Data records:
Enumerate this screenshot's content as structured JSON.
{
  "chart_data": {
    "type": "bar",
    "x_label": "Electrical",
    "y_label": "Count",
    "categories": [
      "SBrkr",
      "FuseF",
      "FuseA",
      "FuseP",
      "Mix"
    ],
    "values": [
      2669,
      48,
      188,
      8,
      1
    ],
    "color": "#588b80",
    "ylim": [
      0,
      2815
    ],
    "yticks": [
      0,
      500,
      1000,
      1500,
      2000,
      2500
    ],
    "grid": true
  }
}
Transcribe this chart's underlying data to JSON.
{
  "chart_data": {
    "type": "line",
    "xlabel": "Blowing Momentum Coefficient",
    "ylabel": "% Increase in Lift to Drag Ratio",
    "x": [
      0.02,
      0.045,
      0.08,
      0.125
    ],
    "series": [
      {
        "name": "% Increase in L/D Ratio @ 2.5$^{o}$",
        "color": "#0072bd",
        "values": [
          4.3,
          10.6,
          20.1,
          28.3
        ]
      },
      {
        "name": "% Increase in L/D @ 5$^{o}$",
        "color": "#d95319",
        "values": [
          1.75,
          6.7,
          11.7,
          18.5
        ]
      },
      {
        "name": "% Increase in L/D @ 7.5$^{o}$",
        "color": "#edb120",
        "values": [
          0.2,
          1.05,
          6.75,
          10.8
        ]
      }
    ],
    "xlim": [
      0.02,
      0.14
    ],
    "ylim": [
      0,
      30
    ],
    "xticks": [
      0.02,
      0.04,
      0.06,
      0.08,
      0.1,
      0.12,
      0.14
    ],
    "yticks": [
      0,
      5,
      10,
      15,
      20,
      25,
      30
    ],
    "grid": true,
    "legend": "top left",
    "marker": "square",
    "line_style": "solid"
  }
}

• PROBLEM DETAILS: Each of the records should be retyped exactly.

• TASK SOLUTION:
Enumerate this screenshot's content as structured JSON.
{
  "chart_data": {
    "type": "bar",
    "x_label": "Electrical",
    "y_label": "Count",
    "categories": [
      "SBrkr",
      "FuseF",
      "FuseA",
      "FuseP",
      "Mix"
    ],
    "values": [
      2669,
      48,
      188,
      8,
      1
    ],
    "color": "#588b80",
    "ylim": [
      0,
      2815
    ],
    "yticks": [
      0,
      500,
      1000,
      1500,
      2000,
      2500
    ],
    "grid": true
  }
}
Transcribe this chart's underlying data to JSON.
{
  "chart_data": {
    "type": "line",
    "xlabel": "Blowing Momentum Coefficient",
    "ylabel": "% Increase in Lift to Drag Ratio",
    "x": [
      0.02,
      0.045,
      0.08,
      0.125
    ],
    "series": [
      {
        "name": "% Increase in L/D Ratio @ 2.5$^{o}$",
        "color": "#0072bd",
        "values": [
          4.3,
          10.6,
          20.1,
          28.3
        ]
      },
      {
        "name": "% Increase in L/D @ 5$^{o}$",
        "color": "#d95319",
        "values": [
          1.75,
          6.7,
          11.7,
          18.5
        ]
      },
      {
        "name": "% Increase in L/D @ 7.5$^{o}$",
        "color": "#edb120",
        "values": [
          0.2,
          1.05,
          6.75,
          10.8
        ]
      }
    ],
    "xlim": [
      0.02,
      0.14
    ],
    "ylim": [
      0,
      30
    ],
    "xticks": [
      0.02,
      0.04,
      0.06,
      0.08,
      0.1,
      0.12,
      0.14
    ],
    "yticks": [
      0,
      5,
      10,
      15,
      20,
      25,
      30
    ],
    "grid": true,
    "legend": "top left",
    "marker": "square",
    "line_style": "solid"
  }
}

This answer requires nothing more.